═════ Provided information
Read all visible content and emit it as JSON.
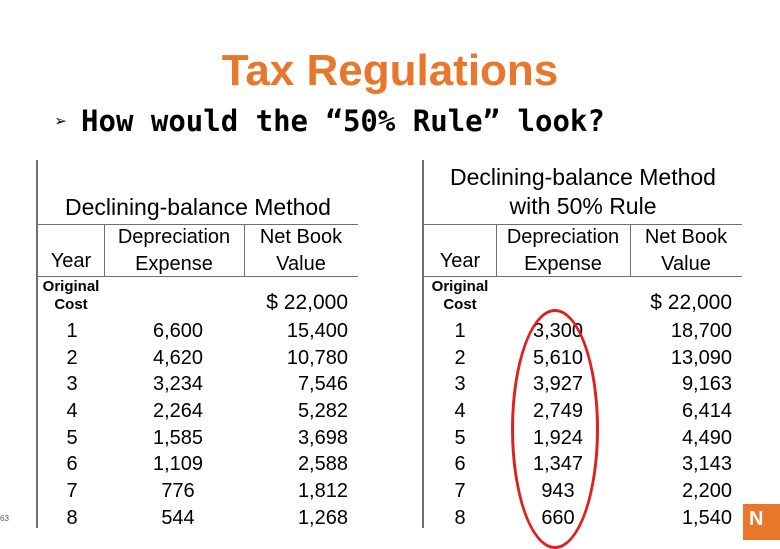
{
  "slide": {
    "title": "Tax Regulations",
    "bullet": "How would the “50% Rule” look?",
    "page_number": "63",
    "logo_fragment": "N"
  },
  "left_table": {
    "caption": "Declining-balance Method",
    "headers": {
      "year": "Year",
      "depreciation_l1": "Depreciation",
      "depreciation_l2": "Expense",
      "nbv_l1": "Net Book",
      "nbv_l2": "Value"
    },
    "original_cost_label_l1": "Original",
    "original_cost_label_l2": "Cost",
    "original_cost": "$ 22,000",
    "rows": [
      {
        "year": "1",
        "expense": "6,600",
        "value": "15,400"
      },
      {
        "year": "2",
        "expense": "4,620",
        "value": "10,780"
      },
      {
        "year": "3",
        "expense": "3,234",
        "value": "7,546"
      },
      {
        "year": "4",
        "expense": "2,264",
        "value": "5,282"
      },
      {
        "year": "5",
        "expense": "1,585",
        "value": "3,698"
      },
      {
        "year": "6",
        "expense": "1,109",
        "value": "2,588"
      },
      {
        "year": "7",
        "expense": "776",
        "value": "1,812"
      },
      {
        "year": "8",
        "expense": "544",
        "value": "1,268"
      }
    ]
  },
  "right_table": {
    "caption_l1": "Declining-balance Method",
    "caption_l2": "with 50% Rule",
    "headers": {
      "year": "Year",
      "depreciation_l1": "Depreciation",
      "depreciation_l2": "Expense",
      "nbv_l1": "Net Book",
      "nbv_l2": "Value"
    },
    "original_cost_label_l1": "Original",
    "original_cost_label_l2": "Cost",
    "original_cost": "$ 22,000",
    "rows": [
      {
        "year": "1",
        "expense": "3,300",
        "value": "18,700"
      },
      {
        "year": "2",
        "expense": "5,610",
        "value": "13,090"
      },
      {
        "year": "3",
        "expense": "3,927",
        "value": "9,163"
      },
      {
        "year": "4",
        "expense": "2,749",
        "value": "6,414"
      },
      {
        "year": "5",
        "expense": "1,924",
        "value": "4,490"
      },
      {
        "year": "6",
        "expense": "1,347",
        "value": "3,143"
      },
      {
        "year": "7",
        "expense": "943",
        "value": "2,200"
      },
      {
        "year": "8",
        "expense": "660",
        "value": "1,540"
      }
    ]
  },
  "colors": {
    "title": "#e8762b",
    "highlight": "#e02020",
    "rule": "#6f6f6f"
  }
}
══════════
• [Written problem] Using the records above, copy every line that has the word "Declining" in it.

• [Problem solution]
    "caption": "Declining-balance Method",
    "caption_l1": "Declining-balance Method",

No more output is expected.